• Exercise aim
Repeat, exactly and completely, the material that follows. Omit the pictures.

• Data records
/---

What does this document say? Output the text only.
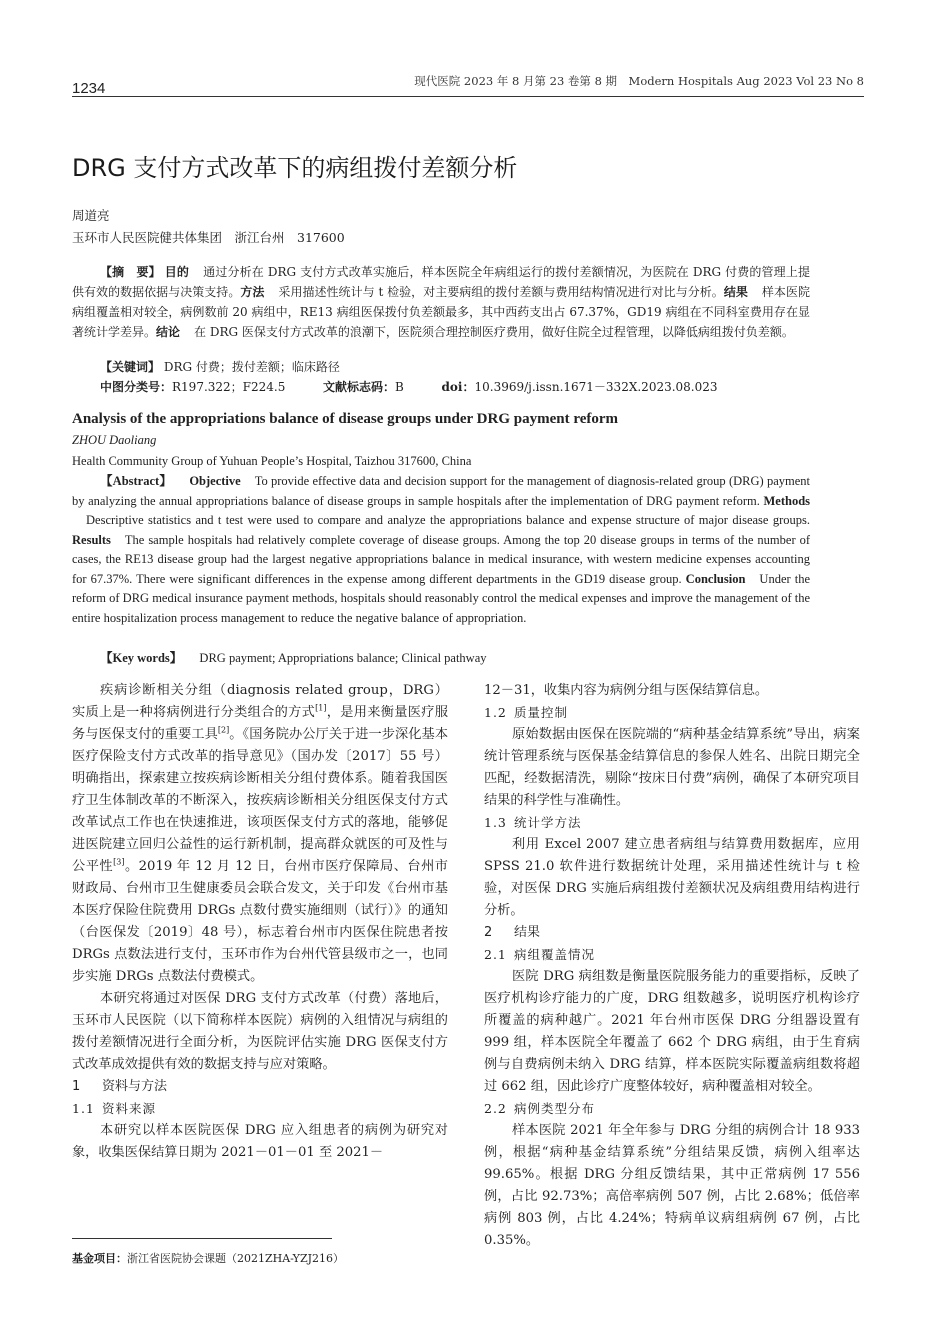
1234	现代医院 2023 年 8 月第 23 卷第 8 期　Modern Hospitals Aug 2023 Vol 23 No 8
DRG 支付方式改革下的病组拨付差额分析
周道亮
玉环市人民医院健共体集团　浙江台州　317600
【摘　要】 目的 通过分析在 DRG 支付方式改革实施后，样本医院全年病组运行的拨付差额情况，为医院在 DRG 付费的管理上提供有效的数据依据与决策支持。方法 采用描述性统计与 t 检验，对主要病组的拨付差额与费用结构情况进行对比与分析。结果 样本医院病组覆盖相对较全，病例数前 20 病组中，RE13 病组医保拨付负差额最多，其中西药支出占 67.37%，GD19 病组在不同科室费用存在显著统计学差异。结论 在 DRG 医保支付方式改革的浪潮下，医院须合理控制医疗费用，做好住院全过程管理，以降低病组拨付负差额。
【关键词】 DRG 付费；拨付差额；临床路径
中图分类号：R197.322；F224.5	文献标志码：B	doi：10.3969/j.issn.1671－332X.2023.08.023
Analysis of the appropriations balance of disease groups under DRG payment reform
ZHOU Daoliang
Health Community Group of Yuhuan People’s Hospital, Taizhou 317600, China
【Abstract】 Objective To provide effective data and decision support for the management of diagnosis-related group (DRG) payment by analyzing the annual appropriations balance of disease groups in sample hospitals after the implementation of DRG payment reform. MethodsDescriptive statistics and t test were used to compare and analyze the appropriations balance and expense structure of major disease groups. Results The sample hospitals had relatively complete coverage of disease groups. Among the top 20 disease groups in terms of the number of cases, the RE13 disease group had the largest negative appropriations balance in medical insurance, with western medicine expenses accounting for 67.37%. There were significant differences in the expense among different departments in the GD19 disease group. Conclusion Under the reform of DRG medical insurance payment methods, hospitals should reasonably control the medical expenses and improve the management of the entire hospitalization process management to reduce the negative balance of appropriation.
【Key words】 DRG payment; Appropriations balance; Clinical pathway

疾病诊断相关分组（diagnosis related group，DRG）实质上是一种将病例进行分类组合的方式[1]，是用来衡量医疗服务与医保支付的重要工具[2]。《国务院办公厅关于进一步深化基本医疗保险支付方式改革的指导意见》（国办发〔2017〕55 号）明确指出，探索建立按疾病诊断相关分组付费体系。随着我国医疗卫生体制改革的不断深入，按疾病诊断相关分组医保支付方式改革试点工作也在快速推进，该项医保支付方式的落地，能够促进医院建立回归公益性的运行新机制，提高群众就医的可及性与公平性[3]。2019 年 12 月 12 日，台州市医疗保障局、台州市财政局、台州市卫生健康委员会联合发文，关于印发《台州市基本医疗保险住院费用 DRGs 点数付费实施细则（试行）》的通知（台医保发〔2019〕48 号），标志着台州市内医保住院患者按 DRGs 点数法进行支付，玉环市作为台州代管县级市之一，也同步实施 DRGs 点数法付费模式。

本研究将通过对医保 DRG 支付方式改革（付费）落地后，玉环市人民医院（以下简称样本医院）病例的入组情况与病组的拨付差额情况进行全面分析，为医院评估实施 DRG 医保支付方式改革成效提供有效的数据支持与应对策略。

1 资料与方法
1.1 资料来源

本研究以样本医院医保 DRG 应入组患者的病例为研究对象，收集医保结算日期为 2021－01－01 至 2021－

12－31，收集内容为病例分组与医保结算信息。

1.2 质量控制

原始数据由医保在医院端的“病种基金结算系统”导出，病案统计管理系统与医保基金结算信息的参保人姓名、出院日期完全匹配，经数据清洗，剔除“按床日付费”病例，确保了本研究项目结果的科学性与准确性。

1.3 统计学方法

利用 Excel 2007 建立患者病组与结算费用数据库，应用 SPSS 21.0 软件进行数据统计处理，采用描述性统计与 t 检验，对医保 DRG 实施后病组拨付差额状况及病组费用结构进行分析。

2 结果
2.1 病组覆盖情况

医院 DRG 病组数是衡量医院服务能力的重要指标，反映了医疗机构诊疗能力的广度，DRG 组数越多，说明医疗机构诊疗所覆盖的病种越广。2021 年台州市医保 DRG 分组器设置有 999 组，样本医院全年覆盖了 662 个 DRG 病组，由于生育病例与自费病例未纳入 DRG 结算，样本医院实际覆盖病组数将超过 662 组，因此诊疗广度整体较好，病种覆盖相对较全。

2.2 病例类型分布

样本医院 2021 年全年参与 DRG 分组的病例合计 18 933 例，根据“病种基金结算系统”分组结果反馈，病例入组率达 99.65%。根据 DRG 分组反馈结果，其中正常病例 17 556 例，占比 92.73%；高倍率病例 507 例，占比 2.68%；低倍率病例 803 例，占比 4.24%；特病单议病组病例 67 例，占比 0.35%。

基金项目：浙江省医院协会课题（2021ZHA-YZJ216）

\---

• Output
What does this document say? Output the text only.
1234	现代医院 2023 年 8 月第 23 卷第 8 期　Modern Hospitals Aug 2023 Vol 23 No 8
DRG 支付方式改革下的病组拨付差额分析
周道亮
玉环市人民医院健共体集团　浙江台州　317600
【摘　要】 目的 通过分析在 DRG 支付方式改革实施后，样本医院全年病组运行的拨付差额情况，为医院在 DRG 付费的管理上提供有效的数据依据与决策支持。方法 采用描述性统计与 t 检验，对主要病组的拨付差额与费用结构情况进行对比与分析。结果 样本医院病组覆盖相对较全，病例数前 20 病组中，RE13 病组医保拨付负差额最多，其中西药支出占 67.37%，GD19 病组在不同科室费用存在显著统计学差异。结论 在 DRG 医保支付方式改革的浪潮下，医院须合理控制医疗费用，做好住院全过程管理，以降低病组拨付负差额。
【关键词】 DRG 付费；拨付差额；临床路径
中图分类号：R197.322；F224.5	文献标志码：B	doi：10.3969/j.issn.1671－332X.2023.08.023
Analysis of the appropriations balance of disease groups under DRG payment reform
ZHOU Daoliang
Health Community Group of Yuhuan People’s Hospital, Taizhou 317600, China
【Abstract】 Objective To provide effective data and decision support for the management of diagnosis-related group (DRG) payment by analyzing the annual appropriations balance of disease groups in sample hospitals after the implementation of DRG payment reform. MethodsDescriptive statistics and t test were used to compare and analyze the appropriations balance and expense structure of major disease groups. Results The sample hospitals had relatively complete coverage of disease groups. Among the top 20 disease groups in terms of the number of cases, the RE13 disease group had the largest negative appropriations balance in medical insurance, with western medicine expenses accounting for 67.37%. There were significant differences in the expense among different departments in the GD19 disease group. Conclusion Under the reform of DRG medical insurance payment methods, hospitals should reasonably control the medical expenses and improve the management of the entire hospitalization process management to reduce the negative balance of appropriation.
【Key words】 DRG payment; Appropriations balance; Clinical pathway

疾病诊断相关分组（diagnosis related group，DRG）实质上是一种将病例进行分类组合的方式[1]，是用来衡量医疗服务与医保支付的重要工具[2]。《国务院办公厅关于进一步深化基本医疗保险支付方式改革的指导意见》（国办发〔2017〕55 号）明确指出，探索建立按疾病诊断相关分组付费体系。随着我国医疗卫生体制改革的不断深入，按疾病诊断相关分组医保支付方式改革试点工作也在快速推进，该项医保支付方式的落地，能够促进医院建立回归公益性的运行新机制，提高群众就医的可及性与公平性[3]。2019 年 12 月 12 日，台州市医疗保障局、台州市财政局、台州市卫生健康委员会联合发文，关于印发《台州市基本医疗保险住院费用 DRGs 点数付费实施细则（试行）》的通知（台医保发〔2019〕48 号），标志着台州市内医保住院患者按 DRGs 点数法进行支付，玉环市作为台州代管县级市之一，也同步实施 DRGs 点数法付费模式。

本研究将通过对医保 DRG 支付方式改革（付费）落地后，玉环市人民医院（以下简称样本医院）病例的入组情况与病组的拨付差额情况进行全面分析，为医院评估实施 DRG 医保支付方式改革成效提供有效的数据支持与应对策略。

1 资料与方法
1.1 资料来源

本研究以样本医院医保 DRG 应入组患者的病例为研究对象，收集医保结算日期为 2021－01－01 至 2021－

12－31，收集内容为病例分组与医保结算信息。

1.2 质量控制

原始数据由医保在医院端的“病种基金结算系统”导出，病案统计管理系统与医保基金结算信息的参保人姓名、出院日期完全匹配，经数据清洗，剔除“按床日付费”病例，确保了本研究项目结果的科学性与准确性。

1.3 统计学方法

利用 Excel 2007 建立患者病组与结算费用数据库，应用 SPSS 21.0 软件进行数据统计处理，采用描述性统计与 t 检验，对医保 DRG 实施后病组拨付差额状况及病组费用结构进行分析。

2 结果
2.1 病组覆盖情况

医院 DRG 病组数是衡量医院服务能力的重要指标，反映了医疗机构诊疗能力的广度，DRG 组数越多，说明医疗机构诊疗所覆盖的病种越广。2021 年台州市医保 DRG 分组器设置有 999 组，样本医院全年覆盖了 662 个 DRG 病组，由于生育病例与自费病例未纳入 DRG 结算，样本医院实际覆盖病组数将超过 662 组，因此诊疗广度整体较好，病种覆盖相对较全。

2.2 病例类型分布

样本医院 2021 年全年参与 DRG 分组的病例合计 18 933 例，根据“病种基金结算系统”分组结果反馈，病例入组率达 99.65%。根据 DRG 分组反馈结果，其中正常病例 17 556 例，占比 92.73%；高倍率病例 507 例，占比 2.68%；低倍率病例 803 例，占比 4.24%；特病单议病组病例 67 例，占比 0.35%。

基金项目：浙江省医院协会课题（2021ZHA-YZJ216）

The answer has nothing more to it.